TASK DIRECTIONS: Each record below should be output verbatim, without pictures.

★ ★ ★ ★

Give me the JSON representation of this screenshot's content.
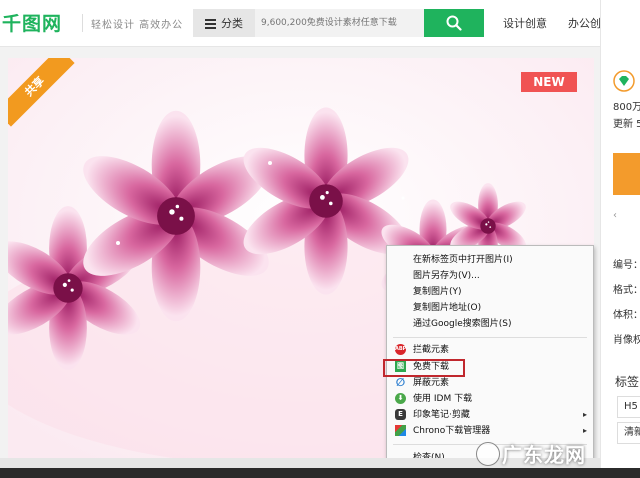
{
  "header": {
    "logo_text": "千图网",
    "slogan": "轻松设计 高效办公",
    "category_label": "分类",
    "search_placeholder": "9,600,200免费设计素材任意下载",
    "nav_items": [
      "设计创意",
      "办公创意"
    ],
    "brand_color": "#1fb35d"
  },
  "image_card": {
    "share_ribbon": "共享",
    "new_badge": "NEW"
  },
  "right_panel": {
    "stat_text_1": "800万",
    "stat_text_2": "更新 5",
    "info_labels": [
      "编号：",
      "格式：",
      "体积：",
      "肖像权"
    ],
    "tag_title": "标签",
    "tag_chip_1": "H5",
    "tag_chip_2": "清新"
  },
  "context_menu": {
    "group1": [
      "在新标签页中打开图片(I)",
      "图片另存为(V)...",
      "复制图片(Y)",
      "复制图片地址(O)",
      "通过Google搜索图片(S)"
    ],
    "group2": [
      {
        "label": "拦截元素",
        "icon": "abp-icon",
        "arrow": false
      },
      {
        "label": "免费下载",
        "icon": "image-download-icon",
        "arrow": false
      },
      {
        "label": "屏蔽元素",
        "icon": "block-icon",
        "arrow": false
      },
      {
        "label": "使用 IDM 下载",
        "icon": "idm-icon",
        "arrow": false
      },
      {
        "label": "印象笔记·剪藏",
        "icon": "evernote-icon",
        "arrow": true
      },
      {
        "label": "Chrono下载管理器",
        "icon": "chrono-icon",
        "arrow": true
      }
    ],
    "inspect": "检查(N)"
  },
  "watermark": {
    "text": "广东龙网"
  }
}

★ ★ ★ ★

TASK ANSWER:
Give me the JSON representation of this screenshot's content.
{
  "header": {
    "logo_text": "千图网",
    "slogan": "轻松设计 高效办公",
    "category_label": "分类",
    "search_placeholder": "9,600,200免费设计素材任意下载",
    "nav_items": [
      "设计创意",
      "办公创意"
    ],
    "brand_color": "#1fb35d"
  },
  "image_card": {
    "share_ribbon": "共享",
    "new_badge": "NEW"
  },
  "right_panel": {
    "stat_text_1": "800万",
    "stat_text_2": "更新 5",
    "info_labels": [
      "编号：",
      "格式：",
      "体积：",
      "肖像权"
    ],
    "tag_title": "标签",
    "tag_chip_1": "H5",
    "tag_chip_2": "清新"
  },
  "context_menu": {
    "group1": [
      "在新标签页中打开图片(I)",
      "图片另存为(V)...",
      "复制图片(Y)",
      "复制图片地址(O)",
      "通过Google搜索图片(S)"
    ],
    "group2": [
      {
        "label": "拦截元素",
        "icon": "abp-icon",
        "arrow": false
      },
      {
        "label": "免费下载",
        "icon": "image-download-icon",
        "arrow": false
      },
      {
        "label": "屏蔽元素",
        "icon": "block-icon",
        "arrow": false
      },
      {
        "label": "使用 IDM 下载",
        "icon": "idm-icon",
        "arrow": false
      },
      {
        "label": "印象笔记·剪藏",
        "icon": "evernote-icon",
        "arrow": true
      },
      {
        "label": "Chrono下载管理器",
        "icon": "chrono-icon",
        "arrow": true
      }
    ],
    "inspect": "检查(N)"
  },
  "watermark": {
    "text": "广东龙网"
  }
}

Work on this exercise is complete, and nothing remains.